> **CHALLENGE**: Determine which lines contain the word "ylabel", then copy those lines.

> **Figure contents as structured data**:
▬▬▬▬▬▬

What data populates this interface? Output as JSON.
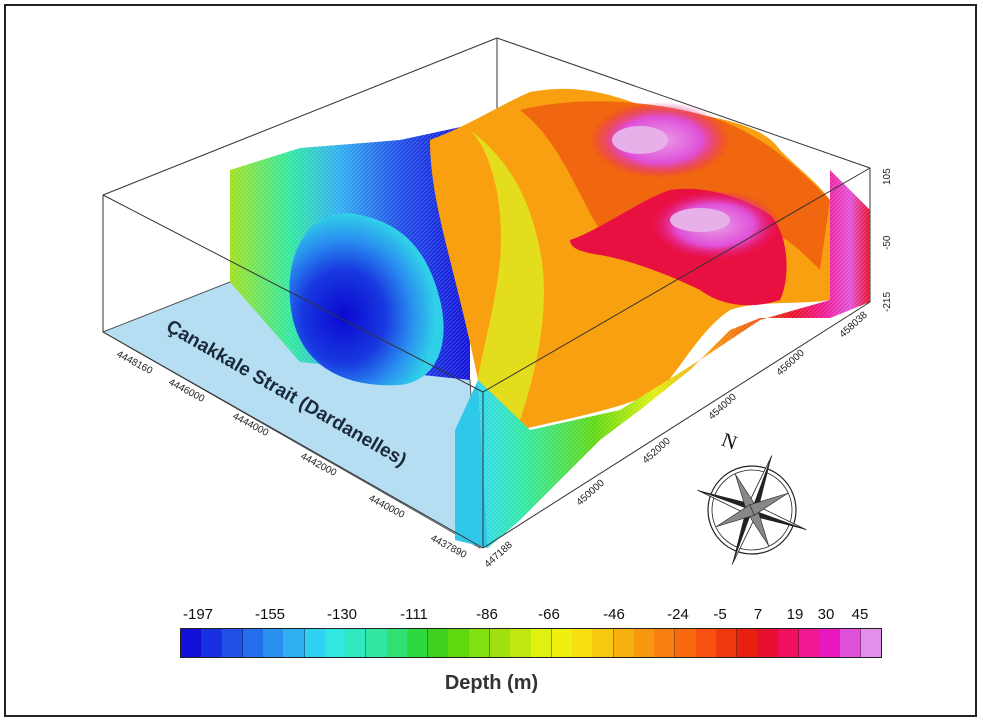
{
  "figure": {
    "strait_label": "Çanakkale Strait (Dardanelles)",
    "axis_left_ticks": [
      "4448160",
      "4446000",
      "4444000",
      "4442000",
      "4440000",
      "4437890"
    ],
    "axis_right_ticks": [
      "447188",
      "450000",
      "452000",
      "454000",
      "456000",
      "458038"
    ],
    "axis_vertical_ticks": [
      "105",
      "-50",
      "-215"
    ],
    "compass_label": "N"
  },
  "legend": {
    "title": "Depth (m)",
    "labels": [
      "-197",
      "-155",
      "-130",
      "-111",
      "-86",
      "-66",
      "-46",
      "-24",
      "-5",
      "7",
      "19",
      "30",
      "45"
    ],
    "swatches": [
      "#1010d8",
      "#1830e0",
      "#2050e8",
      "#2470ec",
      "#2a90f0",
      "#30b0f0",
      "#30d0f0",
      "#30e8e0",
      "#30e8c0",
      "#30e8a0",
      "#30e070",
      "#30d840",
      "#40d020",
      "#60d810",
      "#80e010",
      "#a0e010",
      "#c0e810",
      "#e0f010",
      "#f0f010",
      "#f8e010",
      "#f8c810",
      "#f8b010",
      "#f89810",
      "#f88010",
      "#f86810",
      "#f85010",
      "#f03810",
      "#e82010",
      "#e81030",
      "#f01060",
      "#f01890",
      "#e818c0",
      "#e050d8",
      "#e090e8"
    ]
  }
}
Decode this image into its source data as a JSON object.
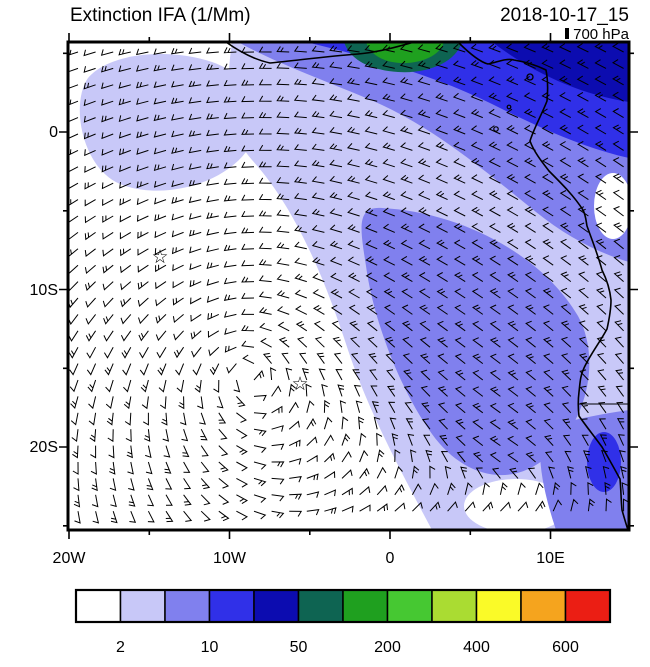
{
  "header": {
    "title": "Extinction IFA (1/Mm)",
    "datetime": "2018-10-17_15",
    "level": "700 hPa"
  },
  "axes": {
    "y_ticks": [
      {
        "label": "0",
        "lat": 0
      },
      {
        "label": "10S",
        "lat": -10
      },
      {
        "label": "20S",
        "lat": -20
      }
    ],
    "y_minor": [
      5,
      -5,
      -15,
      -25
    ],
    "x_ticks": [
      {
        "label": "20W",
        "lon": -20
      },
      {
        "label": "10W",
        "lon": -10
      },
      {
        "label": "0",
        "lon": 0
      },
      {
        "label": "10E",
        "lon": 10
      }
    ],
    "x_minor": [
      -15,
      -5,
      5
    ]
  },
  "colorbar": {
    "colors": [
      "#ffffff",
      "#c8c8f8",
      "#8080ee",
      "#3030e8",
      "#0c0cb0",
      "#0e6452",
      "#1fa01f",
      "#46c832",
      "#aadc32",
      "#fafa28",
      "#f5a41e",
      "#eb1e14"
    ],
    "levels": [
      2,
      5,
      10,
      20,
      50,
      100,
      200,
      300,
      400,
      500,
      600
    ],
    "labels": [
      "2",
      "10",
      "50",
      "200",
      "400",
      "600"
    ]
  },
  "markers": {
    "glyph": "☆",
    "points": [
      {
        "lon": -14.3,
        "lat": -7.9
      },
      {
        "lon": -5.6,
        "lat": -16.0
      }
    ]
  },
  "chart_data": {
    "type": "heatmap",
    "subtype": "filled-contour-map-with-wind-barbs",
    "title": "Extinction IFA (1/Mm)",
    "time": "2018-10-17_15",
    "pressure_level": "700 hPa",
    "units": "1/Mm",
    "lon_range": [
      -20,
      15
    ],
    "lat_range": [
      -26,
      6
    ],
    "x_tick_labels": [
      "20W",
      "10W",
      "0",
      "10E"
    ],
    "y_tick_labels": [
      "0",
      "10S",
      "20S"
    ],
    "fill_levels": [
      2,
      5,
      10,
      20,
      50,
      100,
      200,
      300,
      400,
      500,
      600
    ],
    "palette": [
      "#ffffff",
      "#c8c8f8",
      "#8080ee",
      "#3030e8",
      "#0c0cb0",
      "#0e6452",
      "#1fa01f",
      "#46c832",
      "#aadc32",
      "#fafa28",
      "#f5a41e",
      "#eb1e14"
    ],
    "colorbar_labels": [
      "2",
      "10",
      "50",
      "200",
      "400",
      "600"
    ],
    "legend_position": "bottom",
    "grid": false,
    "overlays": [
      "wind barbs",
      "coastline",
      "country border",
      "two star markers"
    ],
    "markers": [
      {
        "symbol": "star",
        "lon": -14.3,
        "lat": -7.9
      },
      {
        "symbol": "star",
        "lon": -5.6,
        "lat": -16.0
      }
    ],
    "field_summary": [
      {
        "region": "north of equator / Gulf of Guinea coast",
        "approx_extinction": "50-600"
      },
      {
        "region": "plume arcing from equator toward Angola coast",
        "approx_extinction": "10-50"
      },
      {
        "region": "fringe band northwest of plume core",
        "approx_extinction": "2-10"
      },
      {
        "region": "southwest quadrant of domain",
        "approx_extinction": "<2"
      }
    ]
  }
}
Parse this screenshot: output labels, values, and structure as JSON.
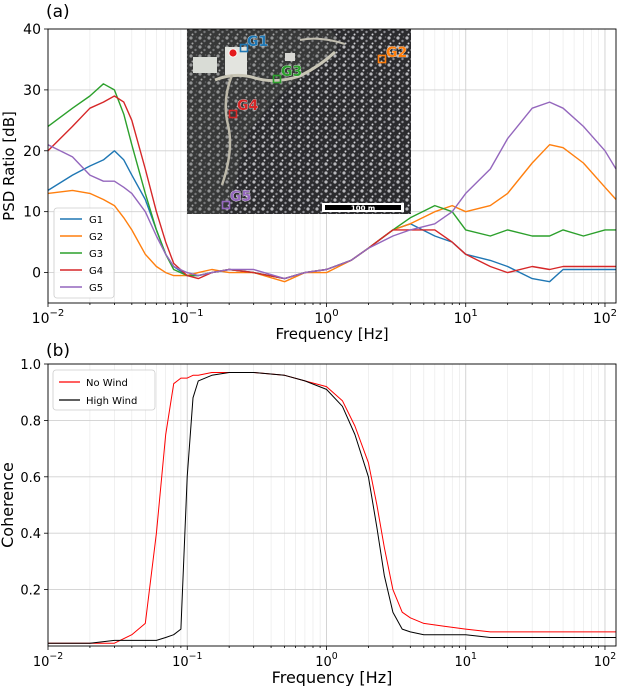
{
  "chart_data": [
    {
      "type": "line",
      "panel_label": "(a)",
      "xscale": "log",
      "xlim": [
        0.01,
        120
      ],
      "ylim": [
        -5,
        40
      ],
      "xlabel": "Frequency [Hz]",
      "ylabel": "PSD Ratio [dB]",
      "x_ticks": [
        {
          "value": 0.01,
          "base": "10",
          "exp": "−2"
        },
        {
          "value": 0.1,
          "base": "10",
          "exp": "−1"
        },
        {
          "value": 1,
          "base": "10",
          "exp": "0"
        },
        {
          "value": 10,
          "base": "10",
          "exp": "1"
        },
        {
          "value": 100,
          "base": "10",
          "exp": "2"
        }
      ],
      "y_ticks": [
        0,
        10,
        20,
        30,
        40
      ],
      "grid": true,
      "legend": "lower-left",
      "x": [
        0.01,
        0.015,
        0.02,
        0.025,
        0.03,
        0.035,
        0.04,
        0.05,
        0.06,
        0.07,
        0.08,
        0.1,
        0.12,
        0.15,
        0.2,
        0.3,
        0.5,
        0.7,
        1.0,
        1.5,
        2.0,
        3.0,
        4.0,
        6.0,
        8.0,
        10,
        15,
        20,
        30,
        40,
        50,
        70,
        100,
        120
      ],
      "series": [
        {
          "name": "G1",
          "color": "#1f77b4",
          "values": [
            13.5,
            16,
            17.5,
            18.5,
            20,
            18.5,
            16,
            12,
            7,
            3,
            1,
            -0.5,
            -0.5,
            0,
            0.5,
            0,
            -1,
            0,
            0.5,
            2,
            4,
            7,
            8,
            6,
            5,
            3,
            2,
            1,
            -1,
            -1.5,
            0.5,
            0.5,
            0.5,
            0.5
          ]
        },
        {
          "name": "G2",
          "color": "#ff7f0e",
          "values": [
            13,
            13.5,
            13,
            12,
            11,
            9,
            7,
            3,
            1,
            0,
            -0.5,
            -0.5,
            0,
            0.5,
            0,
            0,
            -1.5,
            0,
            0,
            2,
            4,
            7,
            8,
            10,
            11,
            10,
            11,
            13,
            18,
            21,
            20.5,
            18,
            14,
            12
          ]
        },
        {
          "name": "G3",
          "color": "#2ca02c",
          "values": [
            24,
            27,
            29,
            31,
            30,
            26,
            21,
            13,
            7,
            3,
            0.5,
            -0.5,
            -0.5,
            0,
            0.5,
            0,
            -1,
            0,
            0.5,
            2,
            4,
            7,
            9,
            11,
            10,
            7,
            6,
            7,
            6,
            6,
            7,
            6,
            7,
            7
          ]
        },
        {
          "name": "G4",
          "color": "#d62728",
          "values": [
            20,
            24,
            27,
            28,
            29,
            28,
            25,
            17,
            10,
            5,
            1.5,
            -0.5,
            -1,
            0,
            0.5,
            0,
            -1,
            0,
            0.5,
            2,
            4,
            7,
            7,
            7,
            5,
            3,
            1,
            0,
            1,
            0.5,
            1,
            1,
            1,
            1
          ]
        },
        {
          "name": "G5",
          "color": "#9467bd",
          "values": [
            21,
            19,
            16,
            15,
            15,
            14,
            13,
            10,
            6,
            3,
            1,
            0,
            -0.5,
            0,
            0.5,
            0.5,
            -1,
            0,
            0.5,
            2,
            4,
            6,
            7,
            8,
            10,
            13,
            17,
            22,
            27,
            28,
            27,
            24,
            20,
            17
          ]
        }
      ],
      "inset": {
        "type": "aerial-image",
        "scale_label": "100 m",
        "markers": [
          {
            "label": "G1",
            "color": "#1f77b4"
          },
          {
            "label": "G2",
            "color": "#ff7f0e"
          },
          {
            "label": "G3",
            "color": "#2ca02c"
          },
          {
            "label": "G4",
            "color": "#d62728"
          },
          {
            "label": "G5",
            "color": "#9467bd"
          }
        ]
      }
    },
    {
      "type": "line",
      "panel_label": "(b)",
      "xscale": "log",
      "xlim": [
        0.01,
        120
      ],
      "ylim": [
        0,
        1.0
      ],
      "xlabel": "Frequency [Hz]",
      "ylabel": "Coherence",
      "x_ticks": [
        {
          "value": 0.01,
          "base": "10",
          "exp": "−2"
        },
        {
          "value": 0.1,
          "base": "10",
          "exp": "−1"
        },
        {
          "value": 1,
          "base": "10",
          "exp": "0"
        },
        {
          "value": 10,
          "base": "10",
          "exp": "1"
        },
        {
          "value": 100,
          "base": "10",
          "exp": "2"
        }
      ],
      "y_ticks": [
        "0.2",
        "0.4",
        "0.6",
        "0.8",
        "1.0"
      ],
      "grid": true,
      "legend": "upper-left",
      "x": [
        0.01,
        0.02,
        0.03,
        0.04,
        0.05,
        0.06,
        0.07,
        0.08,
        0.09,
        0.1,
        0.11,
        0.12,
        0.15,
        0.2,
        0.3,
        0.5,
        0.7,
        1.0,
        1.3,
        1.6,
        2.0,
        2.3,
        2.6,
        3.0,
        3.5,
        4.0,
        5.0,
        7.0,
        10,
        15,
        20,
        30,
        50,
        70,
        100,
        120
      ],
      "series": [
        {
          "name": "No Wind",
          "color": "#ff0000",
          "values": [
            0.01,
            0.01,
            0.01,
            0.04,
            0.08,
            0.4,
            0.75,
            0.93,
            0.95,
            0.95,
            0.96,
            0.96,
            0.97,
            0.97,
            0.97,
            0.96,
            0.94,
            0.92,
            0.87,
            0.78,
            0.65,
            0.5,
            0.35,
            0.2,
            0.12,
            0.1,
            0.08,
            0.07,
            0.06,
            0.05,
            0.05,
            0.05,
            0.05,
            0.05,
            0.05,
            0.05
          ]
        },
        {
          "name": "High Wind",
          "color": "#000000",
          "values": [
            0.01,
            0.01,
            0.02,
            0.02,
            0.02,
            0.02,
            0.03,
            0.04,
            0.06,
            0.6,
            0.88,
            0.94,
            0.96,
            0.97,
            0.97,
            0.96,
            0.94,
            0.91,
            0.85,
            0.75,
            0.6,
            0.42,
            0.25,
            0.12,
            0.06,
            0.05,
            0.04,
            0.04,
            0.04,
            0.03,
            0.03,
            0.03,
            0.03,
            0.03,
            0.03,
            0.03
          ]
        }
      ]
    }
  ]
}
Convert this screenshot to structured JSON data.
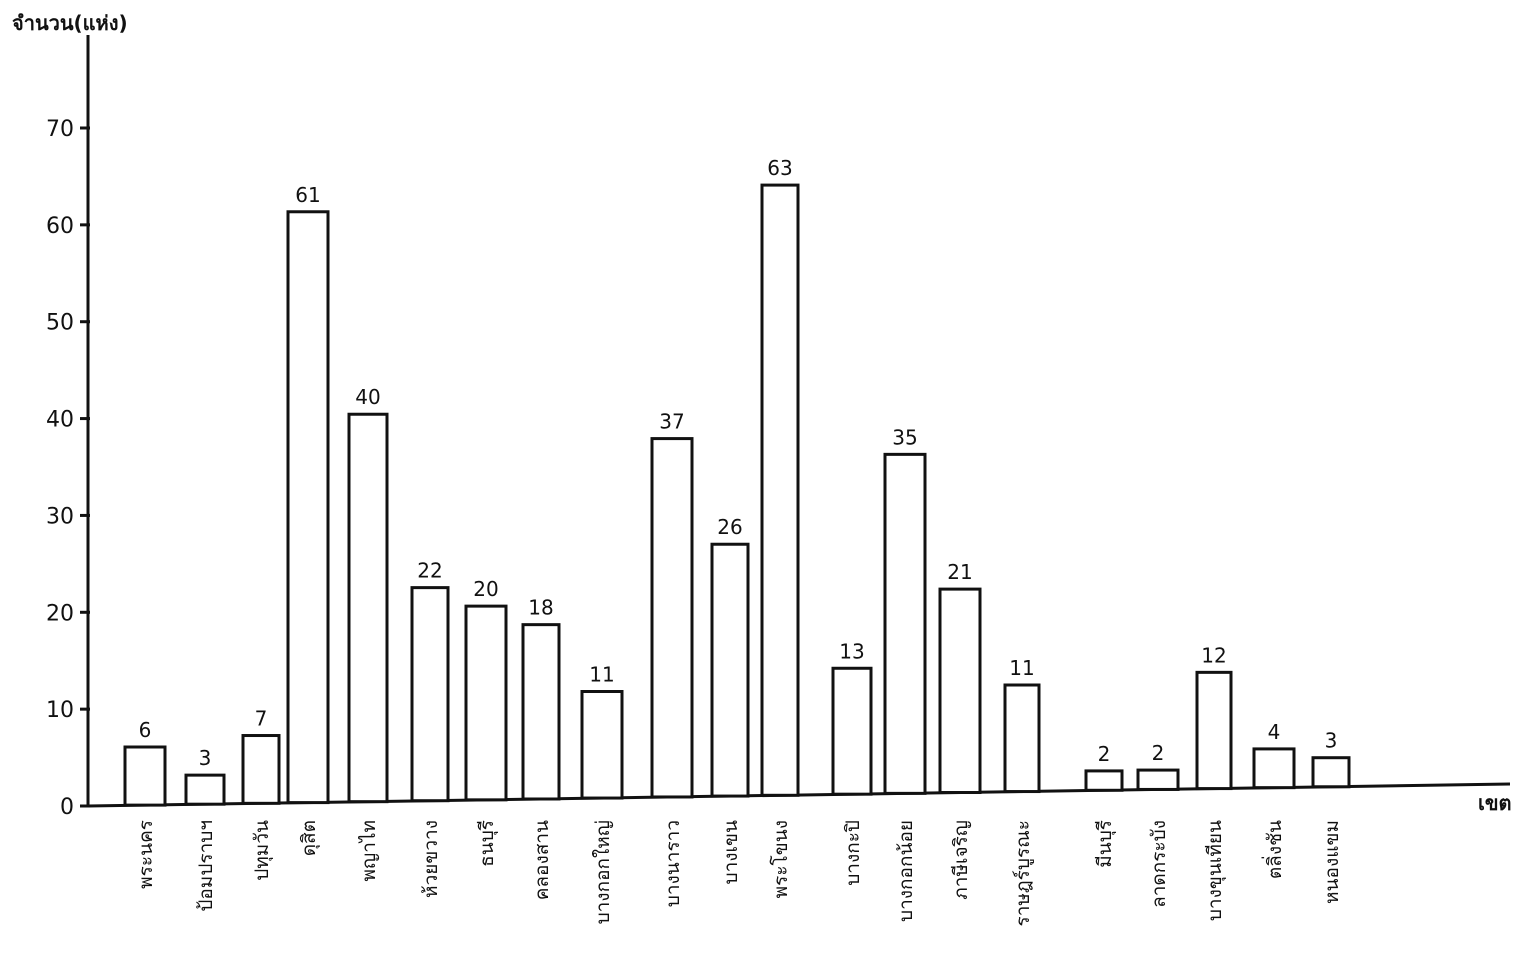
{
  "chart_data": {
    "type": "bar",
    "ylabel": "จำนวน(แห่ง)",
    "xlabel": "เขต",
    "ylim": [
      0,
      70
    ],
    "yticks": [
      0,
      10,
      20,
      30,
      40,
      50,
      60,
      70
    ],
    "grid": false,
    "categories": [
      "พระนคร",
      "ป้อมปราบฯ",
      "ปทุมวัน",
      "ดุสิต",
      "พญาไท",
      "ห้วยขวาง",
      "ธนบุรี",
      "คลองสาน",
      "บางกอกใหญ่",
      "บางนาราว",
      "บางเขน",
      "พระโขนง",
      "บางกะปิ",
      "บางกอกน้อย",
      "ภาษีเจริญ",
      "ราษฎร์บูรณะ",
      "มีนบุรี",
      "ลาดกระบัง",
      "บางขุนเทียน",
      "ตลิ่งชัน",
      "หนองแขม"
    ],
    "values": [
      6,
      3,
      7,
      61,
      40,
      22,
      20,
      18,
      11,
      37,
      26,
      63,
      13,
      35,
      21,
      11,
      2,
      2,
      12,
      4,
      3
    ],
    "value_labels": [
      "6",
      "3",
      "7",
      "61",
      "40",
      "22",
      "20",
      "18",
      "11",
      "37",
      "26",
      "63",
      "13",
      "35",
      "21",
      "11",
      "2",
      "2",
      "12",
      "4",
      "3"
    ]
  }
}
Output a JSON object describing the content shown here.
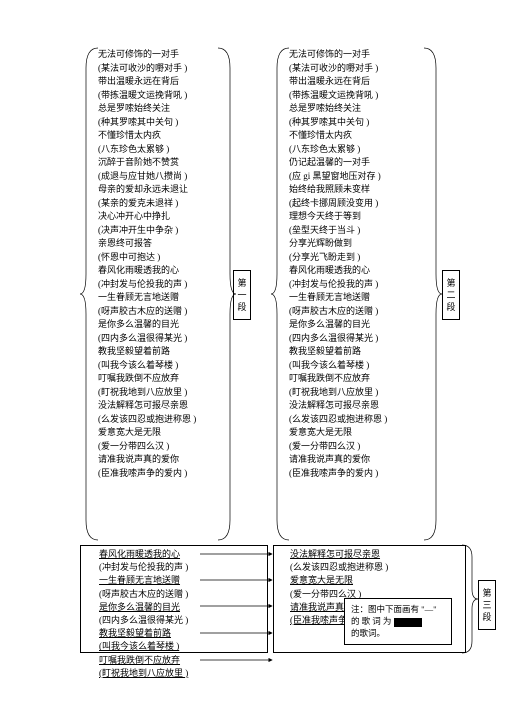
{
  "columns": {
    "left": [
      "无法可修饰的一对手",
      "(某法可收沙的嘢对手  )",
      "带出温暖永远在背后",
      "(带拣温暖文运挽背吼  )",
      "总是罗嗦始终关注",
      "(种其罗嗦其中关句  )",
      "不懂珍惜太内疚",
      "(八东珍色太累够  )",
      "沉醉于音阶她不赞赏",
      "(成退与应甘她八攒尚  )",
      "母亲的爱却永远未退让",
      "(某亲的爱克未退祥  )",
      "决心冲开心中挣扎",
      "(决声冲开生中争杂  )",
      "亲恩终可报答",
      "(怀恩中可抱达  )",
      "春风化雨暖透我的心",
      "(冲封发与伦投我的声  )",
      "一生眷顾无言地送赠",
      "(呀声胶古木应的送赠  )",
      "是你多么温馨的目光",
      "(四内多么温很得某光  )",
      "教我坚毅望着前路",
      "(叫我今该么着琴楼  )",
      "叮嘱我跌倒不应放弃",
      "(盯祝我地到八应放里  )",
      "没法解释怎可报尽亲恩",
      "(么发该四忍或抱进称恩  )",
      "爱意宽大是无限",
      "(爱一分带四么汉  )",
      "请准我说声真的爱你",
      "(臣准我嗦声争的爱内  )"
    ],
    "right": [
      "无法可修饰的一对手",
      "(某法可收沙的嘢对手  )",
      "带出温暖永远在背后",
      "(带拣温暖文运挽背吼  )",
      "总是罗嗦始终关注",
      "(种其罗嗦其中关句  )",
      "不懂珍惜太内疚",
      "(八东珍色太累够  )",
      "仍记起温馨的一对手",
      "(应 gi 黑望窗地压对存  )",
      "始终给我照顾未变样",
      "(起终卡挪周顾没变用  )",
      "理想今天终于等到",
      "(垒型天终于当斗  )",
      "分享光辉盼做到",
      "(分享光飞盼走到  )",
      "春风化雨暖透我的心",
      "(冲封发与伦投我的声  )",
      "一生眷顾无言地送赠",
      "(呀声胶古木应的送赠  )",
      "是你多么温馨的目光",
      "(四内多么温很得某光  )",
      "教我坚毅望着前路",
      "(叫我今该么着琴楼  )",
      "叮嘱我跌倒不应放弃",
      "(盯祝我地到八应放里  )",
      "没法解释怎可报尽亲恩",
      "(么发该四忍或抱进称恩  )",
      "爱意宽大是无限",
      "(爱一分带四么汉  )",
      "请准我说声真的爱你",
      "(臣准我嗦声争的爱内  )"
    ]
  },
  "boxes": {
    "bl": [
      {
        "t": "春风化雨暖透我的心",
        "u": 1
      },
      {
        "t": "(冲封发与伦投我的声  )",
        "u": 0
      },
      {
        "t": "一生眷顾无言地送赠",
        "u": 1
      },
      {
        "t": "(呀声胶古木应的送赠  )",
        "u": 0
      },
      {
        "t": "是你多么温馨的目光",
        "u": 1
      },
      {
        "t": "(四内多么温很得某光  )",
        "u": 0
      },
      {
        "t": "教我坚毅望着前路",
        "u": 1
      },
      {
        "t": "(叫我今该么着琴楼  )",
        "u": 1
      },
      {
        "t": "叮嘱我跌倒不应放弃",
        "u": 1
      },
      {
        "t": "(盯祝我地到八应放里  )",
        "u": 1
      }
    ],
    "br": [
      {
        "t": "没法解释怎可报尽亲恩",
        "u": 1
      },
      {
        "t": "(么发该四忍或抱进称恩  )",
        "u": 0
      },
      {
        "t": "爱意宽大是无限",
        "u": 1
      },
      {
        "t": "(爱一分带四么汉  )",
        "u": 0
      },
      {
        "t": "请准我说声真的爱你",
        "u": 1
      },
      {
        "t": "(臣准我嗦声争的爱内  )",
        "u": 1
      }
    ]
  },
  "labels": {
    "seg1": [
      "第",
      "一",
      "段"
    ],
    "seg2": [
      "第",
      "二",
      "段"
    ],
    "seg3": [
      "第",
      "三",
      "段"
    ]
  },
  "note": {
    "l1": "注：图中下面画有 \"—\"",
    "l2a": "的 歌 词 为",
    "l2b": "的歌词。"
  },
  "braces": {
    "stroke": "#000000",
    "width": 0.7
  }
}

▬▬▬▬▬▬

> **OUTPUT**:
      "ylabel": "PSD Ratio [dB]",
      "ylabel": "Coherence",
    "ylabel": "จำนวน(แห่ง)",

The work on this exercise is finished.